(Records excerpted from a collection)
--------
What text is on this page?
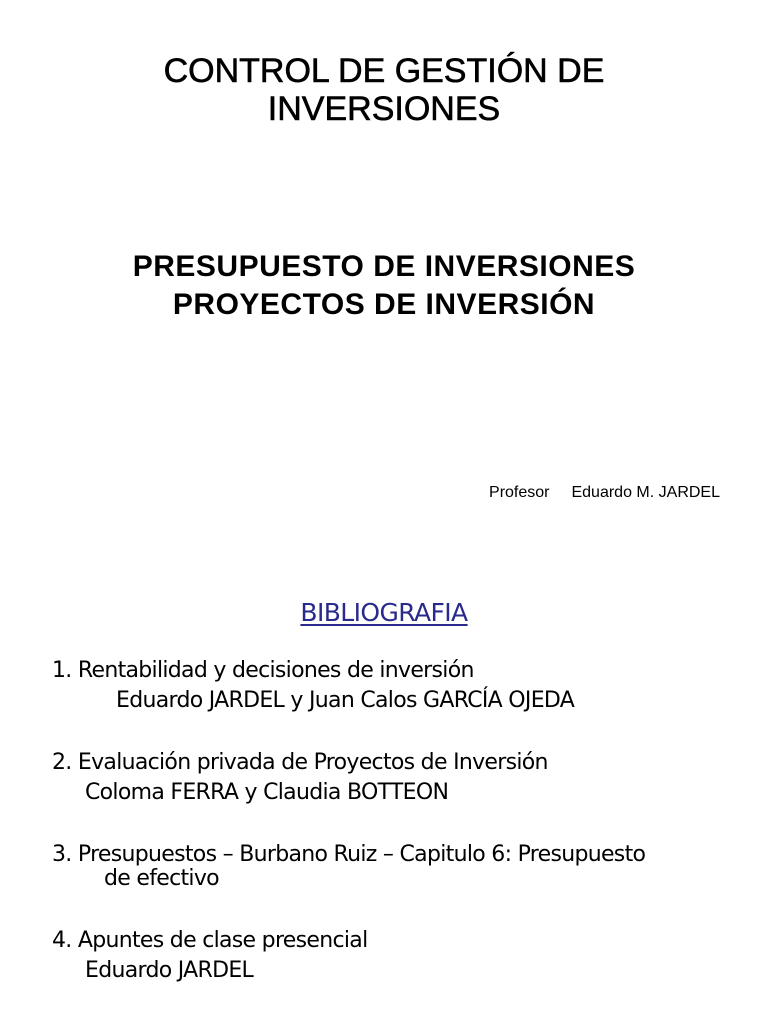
CONTROL DE GESTIÓN DE
INVERSIONES
PRESUPUESTO DE INVERSIONES
PROYECTOS DE INVERSIÓN
Profesor Eduardo M. JARDEL
BIBLIOGRAFIA
1. Rentabilidad y decisiones de inversión
Eduardo JARDEL y Juan Calos GARCÍA OJEDA
2. Evaluación privada de Proyectos de Inversión
Coloma FERRA y Claudia BOTTEON
3. Presupuestos – Burbano Ruiz – Capitulo 6: Presupuesto
de efectivo
4. Apuntes de clase presencial
Eduardo JARDEL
--------
Write the listing above out again exactly, dropping each image.

Correct answer
What text is on this page?
CONTROL DE GESTIÓN DE
INVERSIONES
PRESUPUESTO DE INVERSIONES
PROYECTOS DE INVERSIÓN
Profesor Eduardo M. JARDEL
BIBLIOGRAFIA
1. Rentabilidad y decisiones de inversión
Eduardo JARDEL y Juan Calos GARCÍA OJEDA
2. Evaluación privada de Proyectos de Inversión
Coloma FERRA y Claudia BOTTEON
3. Presupuestos – Burbano Ruiz – Capitulo 6: Presupuesto
de efectivo
4. Apuntes de clase presencial
Eduardo JARDEL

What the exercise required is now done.